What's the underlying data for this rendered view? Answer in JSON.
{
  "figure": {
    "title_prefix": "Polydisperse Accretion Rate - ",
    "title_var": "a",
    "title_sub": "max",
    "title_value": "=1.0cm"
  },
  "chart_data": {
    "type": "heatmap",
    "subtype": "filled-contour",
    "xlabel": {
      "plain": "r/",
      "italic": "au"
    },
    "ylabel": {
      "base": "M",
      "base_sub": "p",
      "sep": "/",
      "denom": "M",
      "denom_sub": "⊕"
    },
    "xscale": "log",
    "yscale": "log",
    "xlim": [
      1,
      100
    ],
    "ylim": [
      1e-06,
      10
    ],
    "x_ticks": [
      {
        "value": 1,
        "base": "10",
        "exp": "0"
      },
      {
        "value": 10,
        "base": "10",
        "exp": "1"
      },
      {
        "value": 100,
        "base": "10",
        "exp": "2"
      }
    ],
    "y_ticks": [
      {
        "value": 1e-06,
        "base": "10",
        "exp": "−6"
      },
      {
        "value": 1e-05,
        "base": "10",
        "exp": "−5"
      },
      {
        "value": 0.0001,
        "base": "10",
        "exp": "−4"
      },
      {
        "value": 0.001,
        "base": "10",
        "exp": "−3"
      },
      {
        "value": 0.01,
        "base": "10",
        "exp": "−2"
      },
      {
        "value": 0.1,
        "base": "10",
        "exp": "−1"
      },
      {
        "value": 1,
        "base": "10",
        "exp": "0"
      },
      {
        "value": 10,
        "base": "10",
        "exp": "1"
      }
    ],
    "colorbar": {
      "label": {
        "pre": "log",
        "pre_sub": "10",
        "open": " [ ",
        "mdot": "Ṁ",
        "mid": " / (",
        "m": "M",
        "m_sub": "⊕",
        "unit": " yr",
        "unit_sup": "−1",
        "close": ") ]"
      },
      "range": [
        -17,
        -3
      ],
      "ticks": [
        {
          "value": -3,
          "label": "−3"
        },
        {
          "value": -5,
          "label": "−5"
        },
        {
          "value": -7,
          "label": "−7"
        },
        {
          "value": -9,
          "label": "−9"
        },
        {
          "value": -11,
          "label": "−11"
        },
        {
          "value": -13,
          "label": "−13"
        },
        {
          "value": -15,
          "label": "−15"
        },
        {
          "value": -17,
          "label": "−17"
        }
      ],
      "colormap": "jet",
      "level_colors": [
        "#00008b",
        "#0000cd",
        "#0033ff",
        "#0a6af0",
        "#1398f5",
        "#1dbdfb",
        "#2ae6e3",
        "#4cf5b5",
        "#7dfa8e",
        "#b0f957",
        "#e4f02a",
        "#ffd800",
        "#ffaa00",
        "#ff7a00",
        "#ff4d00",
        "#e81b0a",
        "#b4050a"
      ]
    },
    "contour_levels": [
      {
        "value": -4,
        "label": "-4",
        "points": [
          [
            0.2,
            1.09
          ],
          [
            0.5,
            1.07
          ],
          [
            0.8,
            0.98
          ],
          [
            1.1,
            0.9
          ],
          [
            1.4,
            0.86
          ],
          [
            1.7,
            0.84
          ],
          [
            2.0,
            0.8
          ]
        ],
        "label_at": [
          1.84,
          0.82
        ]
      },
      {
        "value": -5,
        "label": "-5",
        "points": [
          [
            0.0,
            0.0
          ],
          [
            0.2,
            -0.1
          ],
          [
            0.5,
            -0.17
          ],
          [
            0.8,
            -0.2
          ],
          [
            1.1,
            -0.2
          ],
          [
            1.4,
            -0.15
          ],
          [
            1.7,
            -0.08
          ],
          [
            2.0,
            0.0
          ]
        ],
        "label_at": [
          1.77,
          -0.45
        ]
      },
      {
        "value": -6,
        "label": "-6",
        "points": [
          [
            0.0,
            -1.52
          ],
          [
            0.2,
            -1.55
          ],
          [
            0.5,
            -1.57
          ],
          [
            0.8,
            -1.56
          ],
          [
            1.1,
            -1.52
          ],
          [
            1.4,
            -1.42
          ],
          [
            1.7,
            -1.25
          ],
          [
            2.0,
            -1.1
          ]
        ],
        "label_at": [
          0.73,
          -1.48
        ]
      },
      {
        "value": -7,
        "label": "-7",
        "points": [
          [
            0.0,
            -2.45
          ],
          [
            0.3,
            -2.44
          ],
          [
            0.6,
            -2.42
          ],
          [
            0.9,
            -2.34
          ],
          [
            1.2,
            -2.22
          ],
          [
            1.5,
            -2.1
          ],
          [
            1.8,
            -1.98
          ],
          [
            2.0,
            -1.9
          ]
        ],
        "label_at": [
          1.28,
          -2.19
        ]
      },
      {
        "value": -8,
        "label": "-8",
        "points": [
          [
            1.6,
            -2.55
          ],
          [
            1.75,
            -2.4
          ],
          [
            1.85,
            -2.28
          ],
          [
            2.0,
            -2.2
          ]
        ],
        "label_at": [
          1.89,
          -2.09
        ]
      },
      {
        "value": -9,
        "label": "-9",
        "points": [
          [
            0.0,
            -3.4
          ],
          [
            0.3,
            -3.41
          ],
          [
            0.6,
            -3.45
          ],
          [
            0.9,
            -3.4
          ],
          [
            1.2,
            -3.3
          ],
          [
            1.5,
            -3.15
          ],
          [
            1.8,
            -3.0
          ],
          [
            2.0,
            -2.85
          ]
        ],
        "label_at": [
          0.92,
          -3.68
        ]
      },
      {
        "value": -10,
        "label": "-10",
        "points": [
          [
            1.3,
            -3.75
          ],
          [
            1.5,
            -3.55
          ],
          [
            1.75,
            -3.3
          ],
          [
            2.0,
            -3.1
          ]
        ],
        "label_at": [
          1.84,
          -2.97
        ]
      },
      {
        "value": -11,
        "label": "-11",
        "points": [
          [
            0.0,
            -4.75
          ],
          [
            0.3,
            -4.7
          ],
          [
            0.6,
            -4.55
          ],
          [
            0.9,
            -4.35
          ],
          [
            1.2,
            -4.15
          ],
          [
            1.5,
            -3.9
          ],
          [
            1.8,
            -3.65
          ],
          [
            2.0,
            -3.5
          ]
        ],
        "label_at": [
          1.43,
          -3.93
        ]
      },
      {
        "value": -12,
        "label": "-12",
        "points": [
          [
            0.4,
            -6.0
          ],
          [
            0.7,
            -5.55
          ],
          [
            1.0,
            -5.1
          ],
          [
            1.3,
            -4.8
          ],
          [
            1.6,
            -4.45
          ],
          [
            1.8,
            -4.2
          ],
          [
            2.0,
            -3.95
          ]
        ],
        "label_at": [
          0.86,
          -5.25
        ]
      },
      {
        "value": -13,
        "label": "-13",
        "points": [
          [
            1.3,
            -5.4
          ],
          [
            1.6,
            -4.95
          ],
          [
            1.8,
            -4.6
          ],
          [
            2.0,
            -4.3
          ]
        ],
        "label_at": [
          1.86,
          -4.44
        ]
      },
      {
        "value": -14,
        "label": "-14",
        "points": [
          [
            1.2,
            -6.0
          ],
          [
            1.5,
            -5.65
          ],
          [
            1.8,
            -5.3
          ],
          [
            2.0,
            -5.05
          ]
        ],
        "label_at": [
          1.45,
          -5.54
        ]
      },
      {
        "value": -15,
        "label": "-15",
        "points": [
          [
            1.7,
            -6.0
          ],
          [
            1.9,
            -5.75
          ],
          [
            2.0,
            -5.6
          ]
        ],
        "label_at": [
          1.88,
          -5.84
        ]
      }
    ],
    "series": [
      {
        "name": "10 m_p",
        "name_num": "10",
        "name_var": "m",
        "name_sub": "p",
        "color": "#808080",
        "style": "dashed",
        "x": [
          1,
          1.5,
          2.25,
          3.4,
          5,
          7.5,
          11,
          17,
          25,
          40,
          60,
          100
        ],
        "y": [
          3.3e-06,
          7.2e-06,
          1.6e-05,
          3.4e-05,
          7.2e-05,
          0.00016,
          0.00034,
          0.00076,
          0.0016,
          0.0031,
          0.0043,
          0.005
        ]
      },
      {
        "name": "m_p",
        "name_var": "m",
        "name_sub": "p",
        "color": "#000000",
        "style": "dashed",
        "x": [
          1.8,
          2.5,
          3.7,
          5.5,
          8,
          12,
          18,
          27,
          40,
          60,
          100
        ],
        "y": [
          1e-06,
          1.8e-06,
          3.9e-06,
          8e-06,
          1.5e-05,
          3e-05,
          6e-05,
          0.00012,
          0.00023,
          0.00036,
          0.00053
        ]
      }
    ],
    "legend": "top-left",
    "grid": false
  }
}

---

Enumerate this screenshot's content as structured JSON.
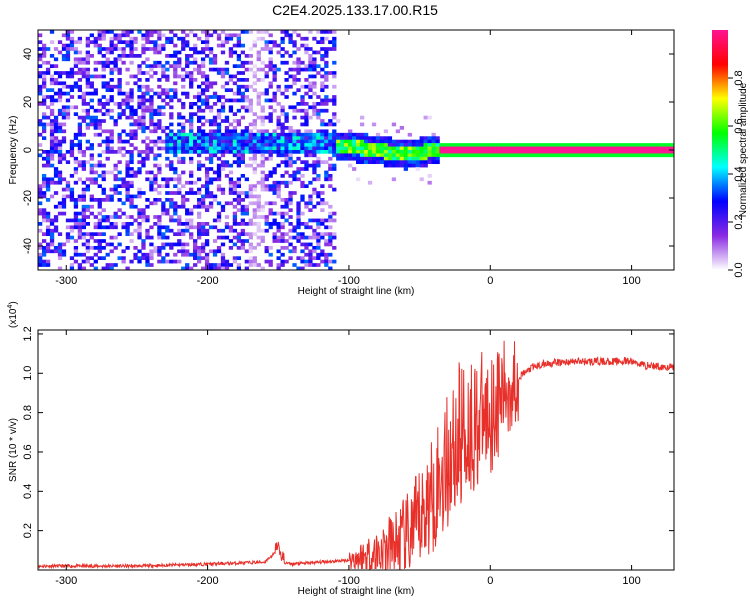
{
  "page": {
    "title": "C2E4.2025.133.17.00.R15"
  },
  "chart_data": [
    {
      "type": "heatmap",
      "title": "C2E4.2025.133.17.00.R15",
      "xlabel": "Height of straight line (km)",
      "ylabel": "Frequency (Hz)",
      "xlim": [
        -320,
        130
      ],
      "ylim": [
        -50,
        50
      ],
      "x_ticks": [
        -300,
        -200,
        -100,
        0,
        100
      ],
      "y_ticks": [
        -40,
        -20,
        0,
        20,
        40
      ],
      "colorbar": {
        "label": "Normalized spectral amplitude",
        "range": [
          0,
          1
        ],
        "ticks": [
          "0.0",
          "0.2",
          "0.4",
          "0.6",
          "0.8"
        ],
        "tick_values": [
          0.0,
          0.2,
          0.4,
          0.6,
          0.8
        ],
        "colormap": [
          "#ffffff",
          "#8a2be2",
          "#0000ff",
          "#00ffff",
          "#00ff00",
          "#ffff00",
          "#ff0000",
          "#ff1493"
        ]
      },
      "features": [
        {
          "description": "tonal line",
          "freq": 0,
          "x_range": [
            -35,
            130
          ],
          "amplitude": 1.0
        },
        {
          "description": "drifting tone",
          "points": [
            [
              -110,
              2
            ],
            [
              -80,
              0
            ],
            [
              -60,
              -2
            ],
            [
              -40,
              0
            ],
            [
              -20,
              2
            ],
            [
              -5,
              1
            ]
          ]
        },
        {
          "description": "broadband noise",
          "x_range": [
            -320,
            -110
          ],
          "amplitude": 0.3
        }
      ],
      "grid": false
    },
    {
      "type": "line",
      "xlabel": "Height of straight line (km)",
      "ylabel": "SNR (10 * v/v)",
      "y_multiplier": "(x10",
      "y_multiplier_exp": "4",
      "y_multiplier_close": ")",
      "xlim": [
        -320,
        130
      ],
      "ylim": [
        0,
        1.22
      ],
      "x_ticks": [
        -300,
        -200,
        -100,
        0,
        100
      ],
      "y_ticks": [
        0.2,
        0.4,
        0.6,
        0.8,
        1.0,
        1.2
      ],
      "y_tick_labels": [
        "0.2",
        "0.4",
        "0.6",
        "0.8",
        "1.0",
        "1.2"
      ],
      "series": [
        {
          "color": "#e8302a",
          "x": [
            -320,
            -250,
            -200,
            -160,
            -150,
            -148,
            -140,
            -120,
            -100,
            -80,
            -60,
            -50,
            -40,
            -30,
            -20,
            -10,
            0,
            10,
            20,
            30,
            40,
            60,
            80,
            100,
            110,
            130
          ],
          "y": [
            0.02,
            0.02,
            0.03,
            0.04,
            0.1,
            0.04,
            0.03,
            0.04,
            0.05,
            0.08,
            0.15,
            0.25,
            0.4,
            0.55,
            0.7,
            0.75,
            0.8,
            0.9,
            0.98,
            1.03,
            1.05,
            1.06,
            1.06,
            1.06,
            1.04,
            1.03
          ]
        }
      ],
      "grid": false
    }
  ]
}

AIM OF THE TASK: In the entries above, how many lines contain the word "this"? Answer with the number only.

FULL SOLUTION: 2